Task to complete:
The records below hold pictures; please leave those out and retype the rest exactly.

Task inputs:
· · · ·

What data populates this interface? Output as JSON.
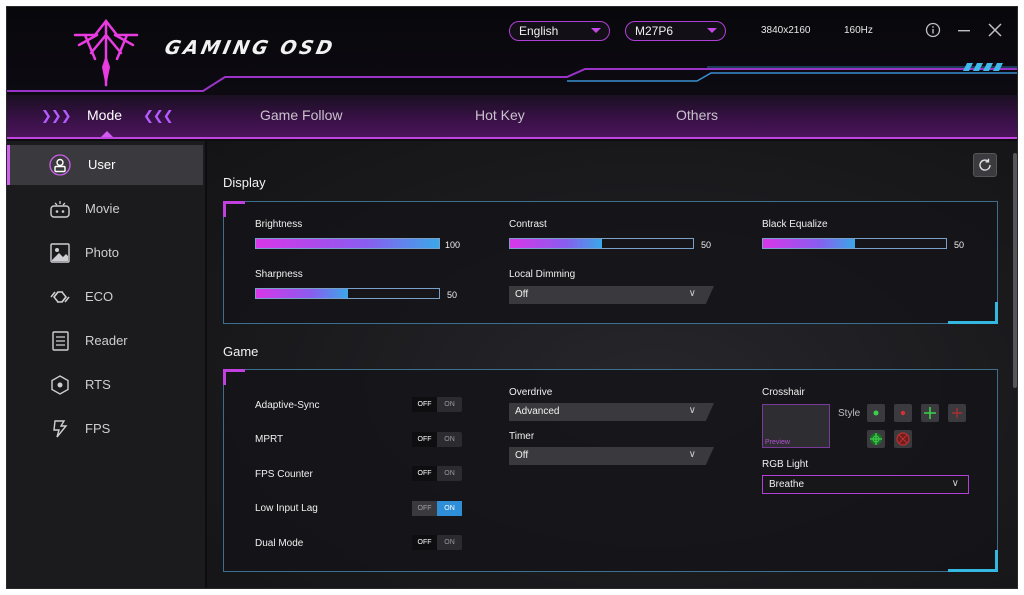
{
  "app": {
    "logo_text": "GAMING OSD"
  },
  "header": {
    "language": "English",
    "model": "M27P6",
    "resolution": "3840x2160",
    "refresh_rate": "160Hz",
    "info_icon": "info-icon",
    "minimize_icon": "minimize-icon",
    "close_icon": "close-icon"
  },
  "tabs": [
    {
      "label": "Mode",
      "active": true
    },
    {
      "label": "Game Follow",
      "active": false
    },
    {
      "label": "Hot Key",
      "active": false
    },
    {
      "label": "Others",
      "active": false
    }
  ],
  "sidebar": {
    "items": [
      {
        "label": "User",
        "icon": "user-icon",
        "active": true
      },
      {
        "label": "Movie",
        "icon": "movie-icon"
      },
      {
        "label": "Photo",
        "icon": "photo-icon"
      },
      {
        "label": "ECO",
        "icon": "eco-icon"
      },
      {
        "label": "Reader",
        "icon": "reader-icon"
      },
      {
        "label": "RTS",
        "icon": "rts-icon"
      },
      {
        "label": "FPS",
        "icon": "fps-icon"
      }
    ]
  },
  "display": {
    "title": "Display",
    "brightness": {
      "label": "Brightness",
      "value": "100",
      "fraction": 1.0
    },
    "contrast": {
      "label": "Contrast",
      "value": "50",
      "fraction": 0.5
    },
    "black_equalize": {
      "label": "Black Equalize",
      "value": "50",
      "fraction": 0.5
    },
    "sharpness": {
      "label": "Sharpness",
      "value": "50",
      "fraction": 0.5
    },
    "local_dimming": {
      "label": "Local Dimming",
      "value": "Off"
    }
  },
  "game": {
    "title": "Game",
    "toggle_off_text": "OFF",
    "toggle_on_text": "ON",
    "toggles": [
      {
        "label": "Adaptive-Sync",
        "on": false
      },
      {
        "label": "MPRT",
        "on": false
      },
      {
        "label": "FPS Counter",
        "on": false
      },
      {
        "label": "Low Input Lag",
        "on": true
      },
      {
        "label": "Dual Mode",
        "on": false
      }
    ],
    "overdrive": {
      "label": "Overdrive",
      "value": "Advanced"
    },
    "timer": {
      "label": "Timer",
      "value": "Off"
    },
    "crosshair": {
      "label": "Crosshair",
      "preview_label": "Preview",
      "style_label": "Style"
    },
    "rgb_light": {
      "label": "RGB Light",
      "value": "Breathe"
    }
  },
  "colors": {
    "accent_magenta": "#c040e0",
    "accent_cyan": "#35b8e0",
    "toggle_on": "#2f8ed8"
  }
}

· · · ·

Expected answer:
What data populates this interface? Output as JSON.
{
  "app": {
    "logo_text": "GAMING OSD"
  },
  "header": {
    "language": "English",
    "model": "M27P6",
    "resolution": "3840x2160",
    "refresh_rate": "160Hz",
    "info_icon": "info-icon",
    "minimize_icon": "minimize-icon",
    "close_icon": "close-icon"
  },
  "tabs": [
    {
      "label": "Mode",
      "active": true
    },
    {
      "label": "Game Follow",
      "active": false
    },
    {
      "label": "Hot Key",
      "active": false
    },
    {
      "label": "Others",
      "active": false
    }
  ],
  "sidebar": {
    "items": [
      {
        "label": "User",
        "icon": "user-icon",
        "active": true
      },
      {
        "label": "Movie",
        "icon": "movie-icon"
      },
      {
        "label": "Photo",
        "icon": "photo-icon"
      },
      {
        "label": "ECO",
        "icon": "eco-icon"
      },
      {
        "label": "Reader",
        "icon": "reader-icon"
      },
      {
        "label": "RTS",
        "icon": "rts-icon"
      },
      {
        "label": "FPS",
        "icon": "fps-icon"
      }
    ]
  },
  "display": {
    "title": "Display",
    "brightness": {
      "label": "Brightness",
      "value": "100",
      "fraction": 1.0
    },
    "contrast": {
      "label": "Contrast",
      "value": "50",
      "fraction": 0.5
    },
    "black_equalize": {
      "label": "Black Equalize",
      "value": "50",
      "fraction": 0.5
    },
    "sharpness": {
      "label": "Sharpness",
      "value": "50",
      "fraction": 0.5
    },
    "local_dimming": {
      "label": "Local Dimming",
      "value": "Off"
    }
  },
  "game": {
    "title": "Game",
    "toggle_off_text": "OFF",
    "toggle_on_text": "ON",
    "toggles": [
      {
        "label": "Adaptive-Sync",
        "on": false
      },
      {
        "label": "MPRT",
        "on": false
      },
      {
        "label": "FPS Counter",
        "on": false
      },
      {
        "label": "Low Input Lag",
        "on": true
      },
      {
        "label": "Dual Mode",
        "on": false
      }
    ],
    "overdrive": {
      "label": "Overdrive",
      "value": "Advanced"
    },
    "timer": {
      "label": "Timer",
      "value": "Off"
    },
    "crosshair": {
      "label": "Crosshair",
      "preview_label": "Preview",
      "style_label": "Style"
    },
    "rgb_light": {
      "label": "RGB Light",
      "value": "Breathe"
    }
  },
  "colors": {
    "accent_magenta": "#c040e0",
    "accent_cyan": "#35b8e0",
    "toggle_on": "#2f8ed8"
  }
}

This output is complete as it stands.